» Set task
Retype the items from the first line through the line containing "menu-image[interactable]: Image [84,15,116,30]", both included, with every character unchanged.
____________
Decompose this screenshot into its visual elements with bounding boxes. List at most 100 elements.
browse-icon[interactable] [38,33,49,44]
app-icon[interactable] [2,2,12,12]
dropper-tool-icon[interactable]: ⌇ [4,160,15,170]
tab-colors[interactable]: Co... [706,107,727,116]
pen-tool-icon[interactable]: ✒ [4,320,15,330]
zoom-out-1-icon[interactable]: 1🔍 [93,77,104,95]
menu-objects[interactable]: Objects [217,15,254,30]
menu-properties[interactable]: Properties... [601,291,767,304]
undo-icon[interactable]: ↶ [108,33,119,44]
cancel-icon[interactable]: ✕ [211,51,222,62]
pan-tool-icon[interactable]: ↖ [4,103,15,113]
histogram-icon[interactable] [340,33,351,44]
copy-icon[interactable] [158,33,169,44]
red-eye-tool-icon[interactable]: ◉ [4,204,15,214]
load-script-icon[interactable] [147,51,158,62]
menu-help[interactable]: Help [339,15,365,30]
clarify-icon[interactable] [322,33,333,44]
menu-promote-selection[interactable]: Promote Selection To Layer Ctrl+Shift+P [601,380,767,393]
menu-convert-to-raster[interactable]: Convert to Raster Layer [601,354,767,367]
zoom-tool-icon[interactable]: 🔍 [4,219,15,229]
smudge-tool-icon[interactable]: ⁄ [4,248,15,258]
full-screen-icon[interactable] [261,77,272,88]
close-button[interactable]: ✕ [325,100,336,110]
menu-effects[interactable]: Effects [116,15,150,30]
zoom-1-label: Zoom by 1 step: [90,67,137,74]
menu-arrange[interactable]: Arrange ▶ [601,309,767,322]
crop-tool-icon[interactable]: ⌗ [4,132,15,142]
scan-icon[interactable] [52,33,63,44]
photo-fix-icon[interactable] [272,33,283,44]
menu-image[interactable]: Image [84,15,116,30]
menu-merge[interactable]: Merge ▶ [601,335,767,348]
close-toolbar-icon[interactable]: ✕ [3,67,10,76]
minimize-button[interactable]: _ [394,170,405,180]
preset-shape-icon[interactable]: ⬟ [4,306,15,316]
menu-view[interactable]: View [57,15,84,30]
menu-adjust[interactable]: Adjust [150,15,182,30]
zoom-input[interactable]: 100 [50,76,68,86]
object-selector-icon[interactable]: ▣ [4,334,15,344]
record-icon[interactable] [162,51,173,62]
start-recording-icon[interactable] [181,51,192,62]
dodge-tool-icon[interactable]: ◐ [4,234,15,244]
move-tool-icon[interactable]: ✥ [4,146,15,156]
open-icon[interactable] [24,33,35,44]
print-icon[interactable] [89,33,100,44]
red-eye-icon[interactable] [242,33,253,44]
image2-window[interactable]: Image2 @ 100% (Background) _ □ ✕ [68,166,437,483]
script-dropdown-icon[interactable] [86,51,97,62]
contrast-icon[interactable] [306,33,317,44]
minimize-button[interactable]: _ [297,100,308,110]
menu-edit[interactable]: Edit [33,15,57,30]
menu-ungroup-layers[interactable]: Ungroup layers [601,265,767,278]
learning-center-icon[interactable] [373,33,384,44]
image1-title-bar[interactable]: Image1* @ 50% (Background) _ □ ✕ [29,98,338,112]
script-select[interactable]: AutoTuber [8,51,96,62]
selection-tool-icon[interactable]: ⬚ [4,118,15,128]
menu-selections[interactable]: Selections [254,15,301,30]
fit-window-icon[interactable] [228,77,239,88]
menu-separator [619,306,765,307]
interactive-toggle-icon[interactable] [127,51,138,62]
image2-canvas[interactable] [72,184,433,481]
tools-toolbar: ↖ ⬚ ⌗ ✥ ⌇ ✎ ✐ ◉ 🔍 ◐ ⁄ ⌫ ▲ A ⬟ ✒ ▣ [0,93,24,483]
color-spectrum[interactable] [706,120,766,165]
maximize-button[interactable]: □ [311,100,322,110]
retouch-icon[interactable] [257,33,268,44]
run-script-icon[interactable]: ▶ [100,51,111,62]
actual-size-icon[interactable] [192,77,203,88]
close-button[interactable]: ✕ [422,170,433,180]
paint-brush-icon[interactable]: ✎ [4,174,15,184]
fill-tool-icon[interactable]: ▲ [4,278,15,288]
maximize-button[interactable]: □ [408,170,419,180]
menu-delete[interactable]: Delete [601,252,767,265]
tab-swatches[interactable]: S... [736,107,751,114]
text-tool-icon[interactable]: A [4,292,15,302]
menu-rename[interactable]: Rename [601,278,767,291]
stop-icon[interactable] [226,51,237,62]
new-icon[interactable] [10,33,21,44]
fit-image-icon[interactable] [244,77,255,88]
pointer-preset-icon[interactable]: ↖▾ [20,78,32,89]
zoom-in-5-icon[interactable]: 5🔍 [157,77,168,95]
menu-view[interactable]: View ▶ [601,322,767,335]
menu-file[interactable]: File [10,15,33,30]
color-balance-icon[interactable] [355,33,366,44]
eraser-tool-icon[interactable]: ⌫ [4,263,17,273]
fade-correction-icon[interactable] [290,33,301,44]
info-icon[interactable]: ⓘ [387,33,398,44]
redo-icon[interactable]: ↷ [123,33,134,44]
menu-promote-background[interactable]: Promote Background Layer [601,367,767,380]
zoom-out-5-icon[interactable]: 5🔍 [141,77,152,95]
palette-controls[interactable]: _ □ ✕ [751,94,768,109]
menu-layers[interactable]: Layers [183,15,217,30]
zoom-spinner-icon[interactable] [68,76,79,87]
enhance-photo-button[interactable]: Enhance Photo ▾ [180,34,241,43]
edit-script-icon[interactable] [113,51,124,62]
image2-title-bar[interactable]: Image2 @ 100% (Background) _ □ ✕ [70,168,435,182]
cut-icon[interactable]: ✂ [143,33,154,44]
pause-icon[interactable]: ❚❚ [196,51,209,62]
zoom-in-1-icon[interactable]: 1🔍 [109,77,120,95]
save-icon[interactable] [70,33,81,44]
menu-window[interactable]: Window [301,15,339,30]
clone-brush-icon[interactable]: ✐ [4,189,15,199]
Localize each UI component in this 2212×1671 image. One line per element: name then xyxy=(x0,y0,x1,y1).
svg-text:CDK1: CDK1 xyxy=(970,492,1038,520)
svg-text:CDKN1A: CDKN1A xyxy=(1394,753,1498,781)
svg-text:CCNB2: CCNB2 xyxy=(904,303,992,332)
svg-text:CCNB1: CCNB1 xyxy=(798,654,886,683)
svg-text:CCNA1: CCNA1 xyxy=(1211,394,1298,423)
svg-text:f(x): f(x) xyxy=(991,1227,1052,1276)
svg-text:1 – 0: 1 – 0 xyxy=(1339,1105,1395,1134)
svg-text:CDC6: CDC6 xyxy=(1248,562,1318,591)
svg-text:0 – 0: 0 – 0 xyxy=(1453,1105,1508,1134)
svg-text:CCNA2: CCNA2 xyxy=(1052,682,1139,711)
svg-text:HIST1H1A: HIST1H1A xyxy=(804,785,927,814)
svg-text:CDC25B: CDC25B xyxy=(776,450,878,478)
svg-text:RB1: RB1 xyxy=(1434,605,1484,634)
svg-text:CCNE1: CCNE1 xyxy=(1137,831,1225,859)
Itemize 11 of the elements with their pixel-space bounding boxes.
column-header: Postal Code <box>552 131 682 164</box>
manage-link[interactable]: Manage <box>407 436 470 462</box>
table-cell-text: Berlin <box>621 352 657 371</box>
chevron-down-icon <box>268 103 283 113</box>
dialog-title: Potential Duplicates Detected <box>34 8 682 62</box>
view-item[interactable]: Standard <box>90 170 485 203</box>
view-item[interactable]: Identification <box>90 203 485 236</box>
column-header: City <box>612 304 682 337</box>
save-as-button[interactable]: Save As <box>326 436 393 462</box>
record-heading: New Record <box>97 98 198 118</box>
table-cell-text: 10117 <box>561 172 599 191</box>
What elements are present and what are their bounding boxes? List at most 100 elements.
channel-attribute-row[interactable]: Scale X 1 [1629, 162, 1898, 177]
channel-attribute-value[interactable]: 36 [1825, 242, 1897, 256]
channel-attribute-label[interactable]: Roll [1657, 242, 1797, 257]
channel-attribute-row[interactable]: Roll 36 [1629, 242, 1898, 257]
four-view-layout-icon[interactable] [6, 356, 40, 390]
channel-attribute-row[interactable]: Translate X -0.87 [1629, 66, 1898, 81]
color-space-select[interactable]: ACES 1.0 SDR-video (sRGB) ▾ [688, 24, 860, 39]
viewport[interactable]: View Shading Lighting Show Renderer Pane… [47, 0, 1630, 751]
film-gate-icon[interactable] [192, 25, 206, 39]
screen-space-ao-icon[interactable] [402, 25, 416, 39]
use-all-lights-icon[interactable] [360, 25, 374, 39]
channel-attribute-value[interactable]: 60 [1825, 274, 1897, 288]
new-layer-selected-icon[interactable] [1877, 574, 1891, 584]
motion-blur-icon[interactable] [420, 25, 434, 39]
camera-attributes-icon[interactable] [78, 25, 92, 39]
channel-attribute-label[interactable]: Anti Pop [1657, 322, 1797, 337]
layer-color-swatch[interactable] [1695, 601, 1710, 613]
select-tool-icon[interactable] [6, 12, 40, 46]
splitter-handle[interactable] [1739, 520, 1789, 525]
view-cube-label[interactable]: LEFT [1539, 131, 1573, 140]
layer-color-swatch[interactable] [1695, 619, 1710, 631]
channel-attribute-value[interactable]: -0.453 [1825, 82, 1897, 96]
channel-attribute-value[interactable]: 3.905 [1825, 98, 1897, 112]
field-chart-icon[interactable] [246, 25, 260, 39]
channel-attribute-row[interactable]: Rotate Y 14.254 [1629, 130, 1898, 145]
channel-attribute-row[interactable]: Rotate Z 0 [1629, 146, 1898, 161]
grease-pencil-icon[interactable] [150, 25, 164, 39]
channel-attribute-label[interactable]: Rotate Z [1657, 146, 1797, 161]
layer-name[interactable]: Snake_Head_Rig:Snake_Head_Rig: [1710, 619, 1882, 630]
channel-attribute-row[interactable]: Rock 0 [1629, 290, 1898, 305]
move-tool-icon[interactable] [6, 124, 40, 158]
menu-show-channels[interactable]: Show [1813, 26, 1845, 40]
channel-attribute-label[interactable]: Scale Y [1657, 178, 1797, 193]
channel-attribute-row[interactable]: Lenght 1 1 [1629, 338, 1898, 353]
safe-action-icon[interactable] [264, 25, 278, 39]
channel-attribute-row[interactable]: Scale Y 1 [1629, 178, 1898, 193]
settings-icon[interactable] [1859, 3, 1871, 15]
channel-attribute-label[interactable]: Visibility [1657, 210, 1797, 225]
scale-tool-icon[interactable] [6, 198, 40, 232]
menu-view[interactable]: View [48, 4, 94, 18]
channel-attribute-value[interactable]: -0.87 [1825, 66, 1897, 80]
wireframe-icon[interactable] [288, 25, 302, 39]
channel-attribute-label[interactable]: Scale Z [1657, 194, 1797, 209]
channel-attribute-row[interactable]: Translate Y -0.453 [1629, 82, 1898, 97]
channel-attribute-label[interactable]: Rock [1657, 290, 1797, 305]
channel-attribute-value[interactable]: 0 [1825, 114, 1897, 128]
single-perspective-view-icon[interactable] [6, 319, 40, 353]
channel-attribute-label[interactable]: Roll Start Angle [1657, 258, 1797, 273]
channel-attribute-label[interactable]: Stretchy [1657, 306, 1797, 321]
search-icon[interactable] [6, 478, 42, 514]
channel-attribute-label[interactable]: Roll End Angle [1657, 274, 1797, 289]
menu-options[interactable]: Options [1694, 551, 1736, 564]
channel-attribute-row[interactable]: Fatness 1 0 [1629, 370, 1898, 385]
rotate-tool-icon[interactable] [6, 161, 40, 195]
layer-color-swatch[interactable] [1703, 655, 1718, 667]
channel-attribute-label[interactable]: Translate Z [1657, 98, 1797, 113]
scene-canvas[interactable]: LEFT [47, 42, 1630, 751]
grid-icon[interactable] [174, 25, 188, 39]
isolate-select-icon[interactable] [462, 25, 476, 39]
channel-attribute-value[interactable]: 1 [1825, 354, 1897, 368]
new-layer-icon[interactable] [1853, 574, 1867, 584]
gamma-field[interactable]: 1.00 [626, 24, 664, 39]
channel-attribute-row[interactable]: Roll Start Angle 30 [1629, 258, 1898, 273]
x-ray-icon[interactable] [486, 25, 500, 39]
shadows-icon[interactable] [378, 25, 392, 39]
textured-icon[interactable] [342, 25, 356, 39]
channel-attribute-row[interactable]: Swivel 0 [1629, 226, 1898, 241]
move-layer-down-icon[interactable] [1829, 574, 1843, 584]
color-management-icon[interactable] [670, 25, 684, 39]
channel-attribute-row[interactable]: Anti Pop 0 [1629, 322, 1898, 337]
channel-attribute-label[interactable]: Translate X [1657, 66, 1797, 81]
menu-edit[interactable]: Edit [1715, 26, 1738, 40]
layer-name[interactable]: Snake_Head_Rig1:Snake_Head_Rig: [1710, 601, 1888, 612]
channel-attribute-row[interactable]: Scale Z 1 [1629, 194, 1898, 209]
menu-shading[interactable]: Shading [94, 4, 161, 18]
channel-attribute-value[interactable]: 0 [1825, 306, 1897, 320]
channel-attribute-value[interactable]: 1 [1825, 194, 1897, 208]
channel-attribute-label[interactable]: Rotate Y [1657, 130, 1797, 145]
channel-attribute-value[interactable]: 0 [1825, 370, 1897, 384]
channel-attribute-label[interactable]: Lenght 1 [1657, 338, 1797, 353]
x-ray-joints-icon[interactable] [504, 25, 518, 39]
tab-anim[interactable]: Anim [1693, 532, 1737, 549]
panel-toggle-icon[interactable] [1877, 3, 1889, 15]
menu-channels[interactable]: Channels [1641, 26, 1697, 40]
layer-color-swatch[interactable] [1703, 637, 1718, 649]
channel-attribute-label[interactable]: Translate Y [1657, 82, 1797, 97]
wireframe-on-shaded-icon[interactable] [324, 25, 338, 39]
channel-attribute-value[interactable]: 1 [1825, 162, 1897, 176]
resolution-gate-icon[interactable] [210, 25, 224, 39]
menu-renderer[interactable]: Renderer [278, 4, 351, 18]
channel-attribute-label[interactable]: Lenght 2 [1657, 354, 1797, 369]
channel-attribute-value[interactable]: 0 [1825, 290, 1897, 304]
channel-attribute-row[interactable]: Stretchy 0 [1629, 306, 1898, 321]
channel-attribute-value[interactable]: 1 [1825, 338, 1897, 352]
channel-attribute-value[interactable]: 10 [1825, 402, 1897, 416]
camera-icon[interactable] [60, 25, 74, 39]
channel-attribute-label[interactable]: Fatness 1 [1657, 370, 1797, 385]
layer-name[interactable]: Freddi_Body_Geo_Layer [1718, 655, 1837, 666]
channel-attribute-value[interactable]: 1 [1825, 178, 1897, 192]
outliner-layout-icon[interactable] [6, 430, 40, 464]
____________
» Completed exercise
Decompose this screenshot into its visual elements with bounding boxes. List at most 100 elements.
browse-icon[interactable] [38,33,49,44]
app-icon[interactable] [2,2,12,12]
dropper-tool-icon[interactable]: ⌇ [4,160,15,170]
tab-colors[interactable]: Co... [706,107,727,116]
pen-tool-icon[interactable]: ✒ [4,320,15,330]
zoom-out-1-icon[interactable]: 1🔍 [93,77,104,95]
menu-objects[interactable]: Objects [217,15,254,30]
menu-properties[interactable]: Properties... [601,291,767,304]
undo-icon[interactable]: ↶ [108,33,119,44]
cancel-icon[interactable]: ✕ [211,51,222,62]
pan-tool-icon[interactable]: ↖ [4,103,15,113]
histogram-icon[interactable] [340,33,351,44]
copy-icon[interactable] [158,33,169,44]
red-eye-tool-icon[interactable]: ◉ [4,204,15,214]
load-script-icon[interactable] [147,51,158,62]
menu-help[interactable]: Help [339,15,365,30]
clarify-icon[interactable] [322,33,333,44]
menu-promote-selection[interactable]: Promote Selection To Layer Ctrl+Shift+P [601,380,767,393]
menu-convert-to-raster[interactable]: Convert to Raster Layer [601,354,767,367]
zoom-tool-icon[interactable]: 🔍 [4,219,15,229]
smudge-tool-icon[interactable]: ⁄ [4,248,15,258]
full-screen-icon[interactable] [261,77,272,88]
close-button[interactable]: ✕ [325,100,336,110]
menu-effects[interactable]: Effects [116,15,150,30]
zoom-1-label: Zoom by 1 step: [90,67,137,74]
menu-arrange[interactable]: Arrange ▶ [601,309,767,322]
crop-tool-icon[interactable]: ⌗ [4,132,15,142]
scan-icon[interactable] [52,33,63,44]
photo-fix-icon[interactable] [272,33,283,44]
menu-image[interactable]: Image [84,15,116,30]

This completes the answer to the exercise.